> _THE TASK_
Tally the lines in the records underneath that contain the string "Drive", and state the figure by itself.

::::

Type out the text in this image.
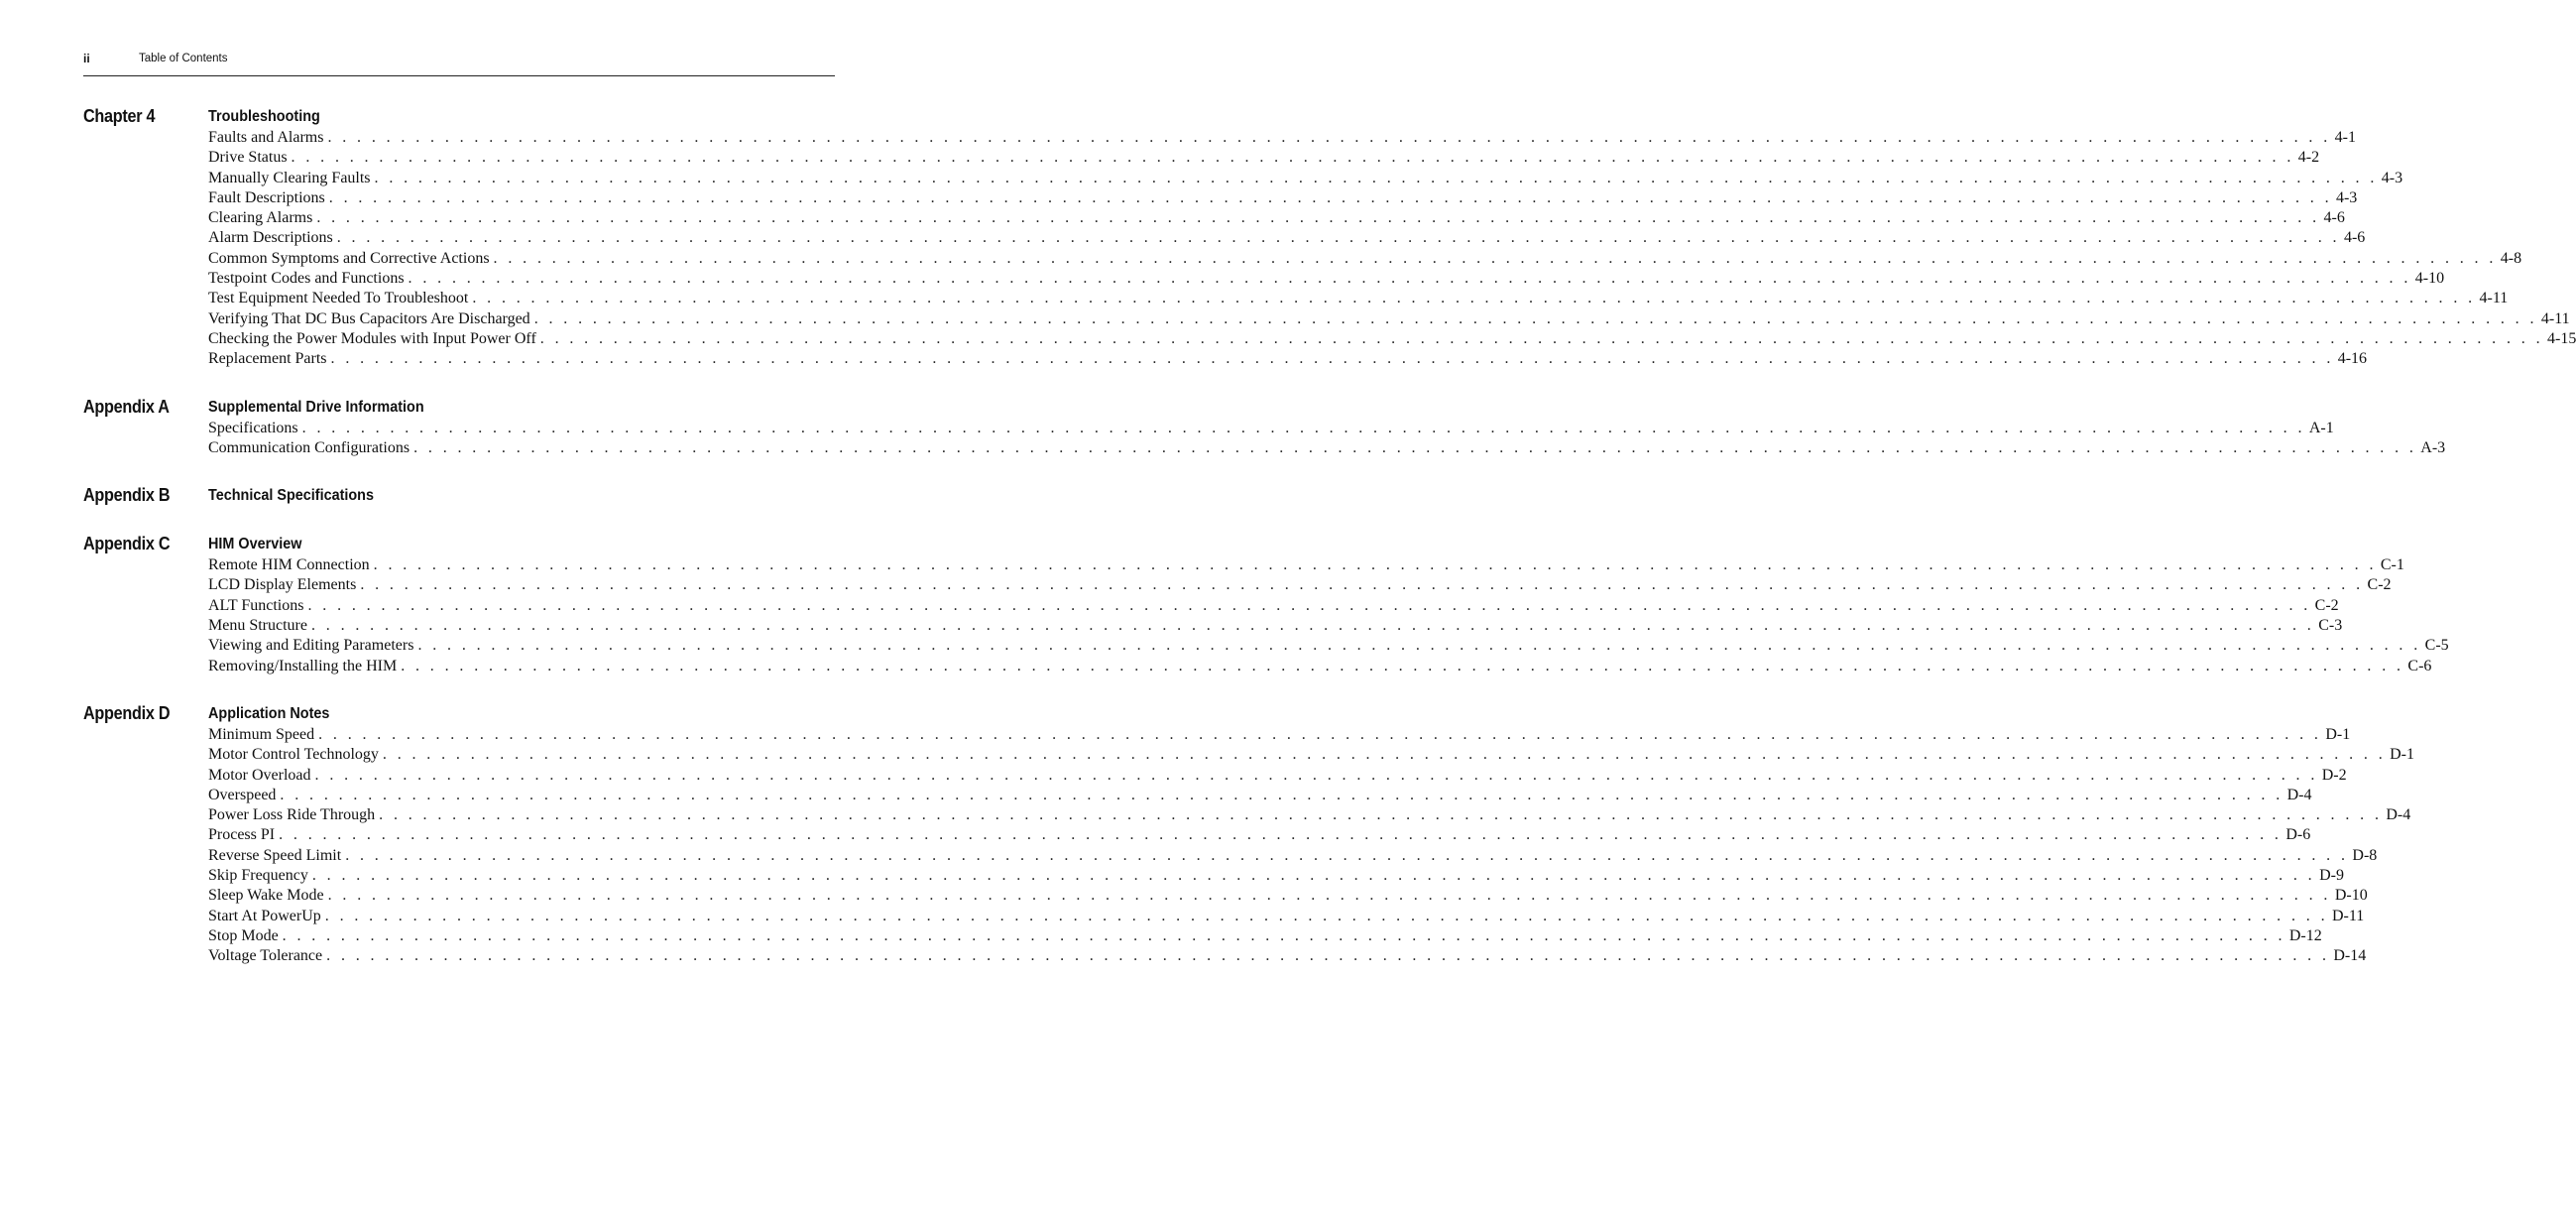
ii	Table of Contents
Chapter 4	Troubleshooting
Faults and Alarms . . . . . . . . . . . . . . . . . . . . . . . . . . . . . . . . . . . . . . . . . . . . . . . . . . . . . . . . . . . . . . . . . . . . . . . . . . . . . . . . . . . . . . . . . . . . . . . . . . . . . . . . . . . . . . . . . . . . . . . . . . . . . . . . . . . . . . . . . 4-1
Drive Status . . . . . . . . . . . . . . . . . . . . . . . . . . . . . . . . . . . . . . . . . . . . . . . . . . . . . . . . . . . . . . . . . . . . . . . . . . . . . . . . . . . . . . . . . . . . . . . . . . . . . . . . . . . . . . . . . . . . . . . . . . . . . . . . . . . . . . . . . 4-2
Manually Clearing Faults . . . . . . . . . . . . . . . . . . . . . . . . . . . . . . . . . . . . . . . . . . . . . . . . . . . . . . . . . . . . . . . . . . . . . . . . . . . . . . . . . . . . . . . . . . . . . . . . . . . . . . . . . . . . . . . . . . . . . . . . . . . . . . . . . . . . . . . . . 4-3
Fault Descriptions . . . . . . . . . . . . . . . . . . . . . . . . . . . . . . . . . . . . . . . . . . . . . . . . . . . . . . . . . . . . . . . . . . . . . . . . . . . . . . . . . . . . . . . . . . . . . . . . . . . . . . . . . . . . . . . . . . . . . . . . . . . . . . . . . . . . . . . . . 4-3
Clearing Alarms . . . . . . . . . . . . . . . . . . . . . . . . . . . . . . . . . . . . . . . . . . . . . . . . . . . . . . . . . . . . . . . . . . . . . . . . . . . . . . . . . . . . . . . . . . . . . . . . . . . . . . . . . . . . . . . . . . . . . . . . . . . . . . . . . . . . . . . . . 4-6
Alarm Descriptions . . . . . . . . . . . . . . . . . . . . . . . . . . . . . . . . . . . . . . . . . . . . . . . . . . . . . . . . . . . . . . . . . . . . . . . . . . . . . . . . . . . . . . . . . . . . . . . . . . . . . . . . . . . . . . . . . . . . . . . . . . . . . . . . . . . . . . . . . 4-6
Common Symptoms and Corrective Actions . . . . . . . . . . . . . . . . . . . . . . . . . . . . . . . . . . . . . . . . . . . . . . . . . . . . . . . . . . . . . . . . . . . . . . . . . . . . . . . . . . . . . . . . . . . . . . . . . . . . . . . . . . . . . . . . . . . . . . . . . . . . . . . . . . . . . . . . . 4-8
Testpoint Codes and Functions . . . . . . . . . . . . . . . . . . . . . . . . . . . . . . . . . . . . . . . . . . . . . . . . . . . . . . . . . . . . . . . . . . . . . . . . . . . . . . . . . . . . . . . . . . . . . . . . . . . . . . . . . . . . . . . . . . . . . . . . . . . . . . . . . . . . . . . . . 4-10
Test Equipment Needed To Troubleshoot . . . . . . . . . . . . . . . . . . . . . . . . . . . . . . . . . . . . . . . . . . . . . . . . . . . . . . . . . . . . . . . . . . . . . . . . . . . . . . . . . . . . . . . . . . . . . . . . . . . . . . . . . . . . . . . . . . . . . . . . . . . . . . . . . . . . . . . . . 4-11
Verifying That DC Bus Capacitors Are Discharged . . . . . . . . . . . . . . . . . . . . . . . . . . . . . . . . . . . . . . . . . . . . . . . . . . . . . . . . . . . . . . . . . . . . . . . . . . . . . . . . . . . . . . . . . . . . . . . . . . . . . . . . . . . . . . . . . . . . . . . . . . . . . . . . . . . . . . . . . 4-11
Checking the Power Modules with Input Power Off . . . . . . . . . . . . . . . . . . . . . . . . . . . . . . . . . . . . . . . . . . . . . . . . . . . . . . . . . . . . . . . . . . . . . . . . . . . . . . . . . . . . . . . . . . . . . . . . . . . . . . . . . . . . . . . . . . . . . . . . . . . . . . . . . . . . . . . . . 4-15
Replacement Parts . . . . . . . . . . . . . . . . . . . . . . . . . . . . . . . . . . . . . . . . . . . . . . . . . . . . . . . . . . . . . . . . . . . . . . . . . . . . . . . . . . . . . . . . . . . . . . . . . . . . . . . . . . . . . . . . . . . . . . . . . . . . . . . . . . . . . . . . . 4-16
Appendix A	Supplemental Drive Information
Specifications . . . . . . . . . . . . . . . . . . . . . . . . . . . . . . . . . . . . . . . . . . . . . . . . . . . . . . . . . . . . . . . . . . . . . . . . . . . . . . . . . . . . . . . . . . . . . . . . . . . . . . . . . . . . . . . . . . . . . . . . . . . . . . . . . . . . . . . . . A-1
Communication Configurations . . . . . . . . . . . . . . . . . . . . . . . . . . . . . . . . . . . . . . . . . . . . . . . . . . . . . . . . . . . . . . . . . . . . . . . . . . . . . . . . . . . . . . . . . . . . . . . . . . . . . . . . . . . . . . . . . . . . . . . . . . . . . . . . . . . . . . . . . A-3
Appendix B	Technical Specifications
Appendix C	HIM Overview
Remote HIM Connection . . . . . . . . . . . . . . . . . . . . . . . . . . . . . . . . . . . . . . . . . . . . . . . . . . . . . . . . . . . . . . . . . . . . . . . . . . . . . . . . . . . . . . . . . . . . . . . . . . . . . . . . . . . . . . . . . . . . . . . . . . . . . . . . . . . . . . . . . C-1
LCD Display Elements . . . . . . . . . . . . . . . . . . . . . . . . . . . . . . . . . . . . . . . . . . . . . . . . . . . . . . . . . . . . . . . . . . . . . . . . . . . . . . . . . . . . . . . . . . . . . . . . . . . . . . . . . . . . . . . . . . . . . . . . . . . . . . . . . . . . . . . . . C-2
ALT Functions . . . . . . . . . . . . . . . . . . . . . . . . . . . . . . . . . . . . . . . . . . . . . . . . . . . . . . . . . . . . . . . . . . . . . . . . . . . . . . . . . . . . . . . . . . . . . . . . . . . . . . . . . . . . . . . . . . . . . . . . . . . . . . . . . . . . . . . . . C-2
Menu Structure . . . . . . . . . . . . . . . . . . . . . . . . . . . . . . . . . . . . . . . . . . . . . . . . . . . . . . . . . . . . . . . . . . . . . . . . . . . . . . . . . . . . . . . . . . . . . . . . . . . . . . . . . . . . . . . . . . . . . . . . . . . . . . . . . . . . . . . . . C-3
Viewing and Editing Parameters . . . . . . . . . . . . . . . . . . . . . . . . . . . . . . . . . . . . . . . . . . . . . . . . . . . . . . . . . . . . . . . . . . . . . . . . . . . . . . . . . . . . . . . . . . . . . . . . . . . . . . . . . . . . . . . . . . . . . . . . . . . . . . . . . . . . . . . . . C-5
Removing/Installing the HIM . . . . . . . . . . . . . . . . . . . . . . . . . . . . . . . . . . . . . . . . . . . . . . . . . . . . . . . . . . . . . . . . . . . . . . . . . . . . . . . . . . . . . . . . . . . . . . . . . . . . . . . . . . . . . . . . . . . . . . . . . . . . . . . . . . . . . . . . . C-6
Appendix D	Application Notes
Minimum Speed . . . . . . . . . . . . . . . . . . . . . . . . . . . . . . . . . . . . . . . . . . . . . . . . . . . . . . . . . . . . . . . . . . . . . . . . . . . . . . . . . . . . . . . . . . . . . . . . . . . . . . . . . . . . . . . . . . . . . . . . . . . . . . . . . . . . . . . . . D-1
Motor Control Technology . . . . . . . . . . . . . . . . . . . . . . . . . . . . . . . . . . . . . . . . . . . . . . . . . . . . . . . . . . . . . . . . . . . . . . . . . . . . . . . . . . . . . . . . . . . . . . . . . . . . . . . . . . . . . . . . . . . . . . . . . . . . . . . . . . . . . . . . . D-1
Motor Overload . . . . . . . . . . . . . . . . . . . . . . . . . . . . . . . . . . . . . . . . . . . . . . . . . . . . . . . . . . . . . . . . . . . . . . . . . . . . . . . . . . . . . . . . . . . . . . . . . . . . . . . . . . . . . . . . . . . . . . . . . . . . . . . . . . . . . . . . . D-2
Overspeed . . . . . . . . . . . . . . . . . . . . . . . . . . . . . . . . . . . . . . . . . . . . . . . . . . . . . . . . . . . . . . . . . . . . . . . . . . . . . . . . . . . . . . . . . . . . . . . . . . . . . . . . . . . . . . . . . . . . . . . . . . . . . . . . . . . . . . . . . D-4
Power Loss Ride Through . . . . . . . . . . . . . . . . . . . . . . . . . . . . . . . . . . . . . . . . . . . . . . . . . . . . . . . . . . . . . . . . . . . . . . . . . . . . . . . . . . . . . . . . . . . . . . . . . . . . . . . . . . . . . . . . . . . . . . . . . . . . . . . . . . . . . . . . . D-4
Process PI . . . . . . . . . . . . . . . . . . . . . . . . . . . . . . . . . . . . . . . . . . . . . . . . . . . . . . . . . . . . . . . . . . . . . . . . . . . . . . . . . . . . . . . . . . . . . . . . . . . . . . . . . . . . . . . . . . . . . . . . . . . . . . . . . . . . . . . . . D-6
Reverse Speed Limit . . . . . . . . . . . . . . . . . . . . . . . . . . . . . . . . . . . . . . . . . . . . . . . . . . . . . . . . . . . . . . . . . . . . . . . . . . . . . . . . . . . . . . . . . . . . . . . . . . . . . . . . . . . . . . . . . . . . . . . . . . . . . . . . . . . . . . . . . D-8
Skip Frequency . . . . . . . . . . . . . . . . . . . . . . . . . . . . . . . . . . . . . . . . . . . . . . . . . . . . . . . . . . . . . . . . . . . . . . . . . . . . . . . . . . . . . . . . . . . . . . . . . . . . . . . . . . . . . . . . . . . . . . . . . . . . . . . . . . . . . . . . . D-9
Sleep Wake Mode . . . . . . . . . . . . . . . . . . . . . . . . . . . . . . . . . . . . . . . . . . . . . . . . . . . . . . . . . . . . . . . . . . . . . . . . . . . . . . . . . . . . . . . . . . . . . . . . . . . . . . . . . . . . . . . . . . . . . . . . . . . . . . . . . . . . . . . . . D-10
Start At PowerUp . . . . . . . . . . . . . . . . . . . . . . . . . . . . . . . . . . . . . . . . . . . . . . . . . . . . . . . . . . . . . . . . . . . . . . . . . . . . . . . . . . . . . . . . . . . . . . . . . . . . . . . . . . . . . . . . . . . . . . . . . . . . . . . . . . . . . . . . . D-11
Stop Mode . . . . . . . . . . . . . . . . . . . . . . . . . . . . . . . . . . . . . . . . . . . . . . . . . . . . . . . . . . . . . . . . . . . . . . . . . . . . . . . . . . . . . . . . . . . . . . . . . . . . . . . . . . . . . . . . . . . . . . . . . . . . . . . . . . . . . . . . . D-12
Voltage Tolerance . . . . . . . . . . . . . . . . . . . . . . . . . . . . . . . . . . . . . . . . . . . . . . . . . . . . . . . . . . . . . . . . . . . . . . . . . . . . . . . . . . . . . . . . . . . . . . . . . . . . . . . . . . . . . . . . . . . . . . . . . . . . . . . . . . . . . . . . . D-14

::::

> _OUTPUT_
2